─── MATERIALS PROVIDED ───

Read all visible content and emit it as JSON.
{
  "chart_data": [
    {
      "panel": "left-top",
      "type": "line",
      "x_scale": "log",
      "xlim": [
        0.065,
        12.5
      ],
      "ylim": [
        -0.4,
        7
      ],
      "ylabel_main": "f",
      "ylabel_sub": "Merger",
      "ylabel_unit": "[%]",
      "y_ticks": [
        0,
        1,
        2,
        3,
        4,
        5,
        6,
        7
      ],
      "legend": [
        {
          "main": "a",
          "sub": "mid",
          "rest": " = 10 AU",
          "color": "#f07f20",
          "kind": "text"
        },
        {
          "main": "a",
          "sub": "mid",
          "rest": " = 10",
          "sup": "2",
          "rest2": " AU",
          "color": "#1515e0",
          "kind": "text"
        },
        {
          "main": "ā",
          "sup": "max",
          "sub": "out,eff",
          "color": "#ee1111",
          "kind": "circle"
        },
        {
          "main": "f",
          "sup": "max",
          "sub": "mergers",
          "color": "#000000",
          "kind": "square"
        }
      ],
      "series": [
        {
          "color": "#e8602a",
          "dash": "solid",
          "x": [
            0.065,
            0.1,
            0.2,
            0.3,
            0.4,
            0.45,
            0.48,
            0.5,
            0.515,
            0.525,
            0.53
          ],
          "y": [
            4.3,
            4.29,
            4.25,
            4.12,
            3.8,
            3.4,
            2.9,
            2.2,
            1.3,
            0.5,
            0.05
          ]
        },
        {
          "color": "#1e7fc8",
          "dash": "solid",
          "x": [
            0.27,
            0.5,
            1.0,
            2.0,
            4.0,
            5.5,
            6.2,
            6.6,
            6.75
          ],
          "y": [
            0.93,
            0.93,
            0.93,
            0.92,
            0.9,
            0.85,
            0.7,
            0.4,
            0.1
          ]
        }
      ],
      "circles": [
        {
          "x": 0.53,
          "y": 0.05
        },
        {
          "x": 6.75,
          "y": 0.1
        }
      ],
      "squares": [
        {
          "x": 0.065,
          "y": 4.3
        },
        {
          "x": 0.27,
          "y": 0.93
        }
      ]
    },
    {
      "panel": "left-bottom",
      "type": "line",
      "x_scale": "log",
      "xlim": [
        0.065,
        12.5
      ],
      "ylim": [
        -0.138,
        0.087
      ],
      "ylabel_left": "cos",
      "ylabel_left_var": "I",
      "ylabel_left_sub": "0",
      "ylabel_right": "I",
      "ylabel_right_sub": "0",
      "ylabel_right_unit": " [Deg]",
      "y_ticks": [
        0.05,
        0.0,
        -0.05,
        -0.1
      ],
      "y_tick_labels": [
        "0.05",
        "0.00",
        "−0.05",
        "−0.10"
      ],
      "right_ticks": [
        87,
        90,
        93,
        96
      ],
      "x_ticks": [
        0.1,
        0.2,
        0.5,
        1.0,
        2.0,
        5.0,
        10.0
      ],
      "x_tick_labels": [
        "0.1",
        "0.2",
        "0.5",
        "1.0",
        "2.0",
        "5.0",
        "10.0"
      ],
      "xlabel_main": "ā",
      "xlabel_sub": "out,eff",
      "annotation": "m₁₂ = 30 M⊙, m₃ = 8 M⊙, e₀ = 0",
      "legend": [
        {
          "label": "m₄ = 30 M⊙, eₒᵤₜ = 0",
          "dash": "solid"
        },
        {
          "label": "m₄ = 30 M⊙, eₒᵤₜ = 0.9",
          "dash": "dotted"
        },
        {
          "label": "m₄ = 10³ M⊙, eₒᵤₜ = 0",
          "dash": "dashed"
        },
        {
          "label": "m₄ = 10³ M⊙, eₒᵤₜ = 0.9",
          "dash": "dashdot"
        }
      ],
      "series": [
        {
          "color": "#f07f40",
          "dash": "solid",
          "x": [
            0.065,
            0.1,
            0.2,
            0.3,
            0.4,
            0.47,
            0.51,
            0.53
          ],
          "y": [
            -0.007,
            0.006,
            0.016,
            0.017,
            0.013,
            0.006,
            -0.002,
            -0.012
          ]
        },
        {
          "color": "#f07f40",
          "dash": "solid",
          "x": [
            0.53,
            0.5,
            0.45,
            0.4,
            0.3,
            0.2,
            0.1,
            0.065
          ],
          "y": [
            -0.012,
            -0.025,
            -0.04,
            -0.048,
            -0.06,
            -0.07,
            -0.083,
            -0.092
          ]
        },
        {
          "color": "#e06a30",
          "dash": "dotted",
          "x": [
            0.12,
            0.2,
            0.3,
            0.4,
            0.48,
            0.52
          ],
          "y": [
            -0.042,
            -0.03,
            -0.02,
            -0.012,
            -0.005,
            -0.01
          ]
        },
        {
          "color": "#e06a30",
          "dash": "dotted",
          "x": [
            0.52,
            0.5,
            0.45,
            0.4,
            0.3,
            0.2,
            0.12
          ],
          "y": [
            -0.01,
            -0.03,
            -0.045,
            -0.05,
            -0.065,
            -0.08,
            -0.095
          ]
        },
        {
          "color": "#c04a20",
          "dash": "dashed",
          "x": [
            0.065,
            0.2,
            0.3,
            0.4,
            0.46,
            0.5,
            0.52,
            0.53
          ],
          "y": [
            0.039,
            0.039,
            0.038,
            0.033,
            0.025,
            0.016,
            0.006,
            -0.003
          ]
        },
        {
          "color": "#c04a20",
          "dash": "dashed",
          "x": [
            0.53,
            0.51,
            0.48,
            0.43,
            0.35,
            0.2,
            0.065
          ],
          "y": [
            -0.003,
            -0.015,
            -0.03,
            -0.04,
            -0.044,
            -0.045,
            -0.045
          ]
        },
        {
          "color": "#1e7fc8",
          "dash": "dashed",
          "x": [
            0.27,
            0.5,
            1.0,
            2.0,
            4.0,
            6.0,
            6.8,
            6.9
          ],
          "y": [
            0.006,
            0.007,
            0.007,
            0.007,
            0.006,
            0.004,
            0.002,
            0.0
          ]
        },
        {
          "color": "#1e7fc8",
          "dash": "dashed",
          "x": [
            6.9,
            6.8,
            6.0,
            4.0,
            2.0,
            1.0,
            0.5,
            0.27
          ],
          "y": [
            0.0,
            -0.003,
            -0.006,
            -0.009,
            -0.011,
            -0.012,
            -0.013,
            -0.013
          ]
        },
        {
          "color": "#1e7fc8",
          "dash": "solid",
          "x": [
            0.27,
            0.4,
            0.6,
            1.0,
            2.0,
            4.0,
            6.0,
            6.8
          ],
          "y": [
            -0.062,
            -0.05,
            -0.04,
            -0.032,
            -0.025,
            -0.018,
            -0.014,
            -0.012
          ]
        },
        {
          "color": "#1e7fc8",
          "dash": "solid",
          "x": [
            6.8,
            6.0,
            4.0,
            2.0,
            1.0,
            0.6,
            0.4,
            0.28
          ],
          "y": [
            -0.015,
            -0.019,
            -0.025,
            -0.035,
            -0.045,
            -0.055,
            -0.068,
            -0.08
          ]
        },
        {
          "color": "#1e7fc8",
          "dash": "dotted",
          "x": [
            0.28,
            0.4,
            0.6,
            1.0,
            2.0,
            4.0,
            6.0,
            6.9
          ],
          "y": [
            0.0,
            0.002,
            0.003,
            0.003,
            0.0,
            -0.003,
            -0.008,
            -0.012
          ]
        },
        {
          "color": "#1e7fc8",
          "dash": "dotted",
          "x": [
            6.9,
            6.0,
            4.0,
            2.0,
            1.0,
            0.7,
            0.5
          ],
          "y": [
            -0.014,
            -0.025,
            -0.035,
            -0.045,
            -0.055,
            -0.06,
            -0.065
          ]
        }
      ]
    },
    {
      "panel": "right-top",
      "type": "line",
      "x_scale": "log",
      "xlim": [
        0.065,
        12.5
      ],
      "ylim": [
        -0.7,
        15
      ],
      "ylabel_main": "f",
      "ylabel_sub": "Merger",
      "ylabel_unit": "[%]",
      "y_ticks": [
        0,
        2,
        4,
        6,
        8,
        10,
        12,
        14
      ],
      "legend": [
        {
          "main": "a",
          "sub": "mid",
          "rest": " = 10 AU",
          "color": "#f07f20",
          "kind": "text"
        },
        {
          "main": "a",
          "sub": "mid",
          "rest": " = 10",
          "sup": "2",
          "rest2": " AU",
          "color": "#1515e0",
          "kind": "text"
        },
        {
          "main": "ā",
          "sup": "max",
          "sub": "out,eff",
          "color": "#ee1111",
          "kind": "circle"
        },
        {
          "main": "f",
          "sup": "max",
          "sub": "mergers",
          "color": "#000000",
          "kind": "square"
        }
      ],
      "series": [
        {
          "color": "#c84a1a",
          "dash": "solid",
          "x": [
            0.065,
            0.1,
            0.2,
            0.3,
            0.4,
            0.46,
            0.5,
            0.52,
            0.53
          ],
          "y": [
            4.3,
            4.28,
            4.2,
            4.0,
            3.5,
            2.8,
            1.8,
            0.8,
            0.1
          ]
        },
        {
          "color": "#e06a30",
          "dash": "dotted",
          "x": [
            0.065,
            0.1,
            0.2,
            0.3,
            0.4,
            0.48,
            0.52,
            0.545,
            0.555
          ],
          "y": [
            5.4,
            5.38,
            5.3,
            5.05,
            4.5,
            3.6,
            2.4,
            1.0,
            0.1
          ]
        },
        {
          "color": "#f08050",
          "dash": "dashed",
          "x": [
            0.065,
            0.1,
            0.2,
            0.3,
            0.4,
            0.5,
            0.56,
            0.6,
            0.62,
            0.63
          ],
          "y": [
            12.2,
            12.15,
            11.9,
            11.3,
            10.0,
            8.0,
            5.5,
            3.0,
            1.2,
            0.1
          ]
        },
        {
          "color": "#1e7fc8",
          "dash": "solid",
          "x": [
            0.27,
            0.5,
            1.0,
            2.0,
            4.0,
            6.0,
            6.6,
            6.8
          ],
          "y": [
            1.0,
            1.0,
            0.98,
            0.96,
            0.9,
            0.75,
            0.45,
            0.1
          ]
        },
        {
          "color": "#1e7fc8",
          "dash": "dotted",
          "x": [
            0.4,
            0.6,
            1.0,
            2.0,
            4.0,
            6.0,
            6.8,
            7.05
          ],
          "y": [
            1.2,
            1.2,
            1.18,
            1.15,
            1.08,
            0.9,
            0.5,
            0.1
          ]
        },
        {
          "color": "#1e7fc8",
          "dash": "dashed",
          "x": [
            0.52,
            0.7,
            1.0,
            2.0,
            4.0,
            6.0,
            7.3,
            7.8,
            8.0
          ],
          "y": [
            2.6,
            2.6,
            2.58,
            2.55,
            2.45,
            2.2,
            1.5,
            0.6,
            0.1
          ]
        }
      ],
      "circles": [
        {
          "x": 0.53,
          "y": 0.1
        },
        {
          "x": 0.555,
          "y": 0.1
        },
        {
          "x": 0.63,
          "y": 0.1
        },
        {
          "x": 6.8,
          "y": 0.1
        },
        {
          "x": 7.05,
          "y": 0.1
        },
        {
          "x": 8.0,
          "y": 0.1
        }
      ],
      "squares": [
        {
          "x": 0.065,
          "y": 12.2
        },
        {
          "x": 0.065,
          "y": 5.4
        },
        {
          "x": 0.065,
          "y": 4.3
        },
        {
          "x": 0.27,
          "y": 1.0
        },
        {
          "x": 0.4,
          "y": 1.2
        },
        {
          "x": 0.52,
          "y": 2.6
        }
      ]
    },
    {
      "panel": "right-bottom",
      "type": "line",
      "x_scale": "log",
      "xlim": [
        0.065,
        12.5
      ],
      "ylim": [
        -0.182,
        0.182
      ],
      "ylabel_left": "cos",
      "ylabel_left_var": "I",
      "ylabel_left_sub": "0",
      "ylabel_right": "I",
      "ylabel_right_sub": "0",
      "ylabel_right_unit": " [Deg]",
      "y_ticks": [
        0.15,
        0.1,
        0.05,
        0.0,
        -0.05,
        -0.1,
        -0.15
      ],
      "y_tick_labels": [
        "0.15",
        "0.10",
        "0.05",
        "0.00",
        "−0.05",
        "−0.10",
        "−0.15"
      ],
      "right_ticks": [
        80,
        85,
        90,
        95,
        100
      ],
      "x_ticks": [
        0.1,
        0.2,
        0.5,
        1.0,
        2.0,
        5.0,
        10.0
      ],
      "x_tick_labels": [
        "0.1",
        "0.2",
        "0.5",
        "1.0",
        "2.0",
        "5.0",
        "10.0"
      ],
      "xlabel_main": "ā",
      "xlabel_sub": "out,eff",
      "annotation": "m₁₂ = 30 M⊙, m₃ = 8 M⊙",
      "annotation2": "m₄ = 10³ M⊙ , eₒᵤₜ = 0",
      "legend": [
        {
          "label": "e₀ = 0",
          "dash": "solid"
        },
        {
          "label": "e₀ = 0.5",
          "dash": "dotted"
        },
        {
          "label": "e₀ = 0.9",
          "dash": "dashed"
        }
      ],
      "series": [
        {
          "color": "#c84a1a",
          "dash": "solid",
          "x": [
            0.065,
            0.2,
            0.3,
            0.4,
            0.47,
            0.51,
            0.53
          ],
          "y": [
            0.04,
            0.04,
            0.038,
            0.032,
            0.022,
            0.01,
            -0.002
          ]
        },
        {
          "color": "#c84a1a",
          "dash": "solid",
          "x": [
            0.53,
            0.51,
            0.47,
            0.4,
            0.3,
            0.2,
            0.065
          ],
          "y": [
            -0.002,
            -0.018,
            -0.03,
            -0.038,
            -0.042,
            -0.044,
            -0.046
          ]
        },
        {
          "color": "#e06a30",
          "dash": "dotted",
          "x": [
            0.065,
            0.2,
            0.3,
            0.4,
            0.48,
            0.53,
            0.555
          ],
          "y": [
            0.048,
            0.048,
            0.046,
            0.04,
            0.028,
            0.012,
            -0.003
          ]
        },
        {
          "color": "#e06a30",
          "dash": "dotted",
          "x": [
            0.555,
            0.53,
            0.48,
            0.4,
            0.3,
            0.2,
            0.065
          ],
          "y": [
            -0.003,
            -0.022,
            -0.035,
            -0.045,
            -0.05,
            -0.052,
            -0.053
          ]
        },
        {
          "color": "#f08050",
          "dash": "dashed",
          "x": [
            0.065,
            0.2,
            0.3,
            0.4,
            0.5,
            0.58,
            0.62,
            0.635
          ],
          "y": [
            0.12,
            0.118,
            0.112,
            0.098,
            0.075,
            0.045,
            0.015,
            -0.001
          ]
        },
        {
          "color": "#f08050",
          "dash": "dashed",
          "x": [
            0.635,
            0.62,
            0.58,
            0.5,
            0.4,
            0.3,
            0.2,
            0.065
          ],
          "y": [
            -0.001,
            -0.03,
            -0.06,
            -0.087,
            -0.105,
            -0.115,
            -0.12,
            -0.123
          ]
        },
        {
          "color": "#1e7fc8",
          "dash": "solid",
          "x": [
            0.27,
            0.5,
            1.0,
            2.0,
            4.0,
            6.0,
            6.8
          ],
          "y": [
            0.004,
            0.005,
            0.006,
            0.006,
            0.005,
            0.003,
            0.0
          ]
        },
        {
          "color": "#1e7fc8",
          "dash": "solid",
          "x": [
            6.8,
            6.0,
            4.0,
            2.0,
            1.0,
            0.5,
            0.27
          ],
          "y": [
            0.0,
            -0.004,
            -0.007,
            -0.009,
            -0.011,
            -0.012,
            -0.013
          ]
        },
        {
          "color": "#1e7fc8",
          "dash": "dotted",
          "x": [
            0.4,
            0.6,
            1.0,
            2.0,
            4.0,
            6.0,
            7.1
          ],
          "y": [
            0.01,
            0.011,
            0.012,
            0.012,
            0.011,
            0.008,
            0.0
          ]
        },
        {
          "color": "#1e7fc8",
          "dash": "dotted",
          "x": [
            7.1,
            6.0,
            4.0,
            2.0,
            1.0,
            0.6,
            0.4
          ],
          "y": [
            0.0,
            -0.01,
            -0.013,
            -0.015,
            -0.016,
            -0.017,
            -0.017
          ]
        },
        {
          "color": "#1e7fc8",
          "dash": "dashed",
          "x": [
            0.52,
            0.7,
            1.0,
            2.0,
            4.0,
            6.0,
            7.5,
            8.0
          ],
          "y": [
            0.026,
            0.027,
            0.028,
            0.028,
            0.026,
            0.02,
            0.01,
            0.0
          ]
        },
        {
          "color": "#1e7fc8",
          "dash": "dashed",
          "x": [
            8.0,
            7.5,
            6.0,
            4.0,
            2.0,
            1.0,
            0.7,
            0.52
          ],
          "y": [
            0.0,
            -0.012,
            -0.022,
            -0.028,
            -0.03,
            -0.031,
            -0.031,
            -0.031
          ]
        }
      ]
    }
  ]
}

───

» **EXERCISE DIRECTIONS**:
Locate the lines above that contain "bottom" and copy them.

» **EXERCISE ANSWER**:
      "panel": "left-bottom",
      "panel": "right-bottom",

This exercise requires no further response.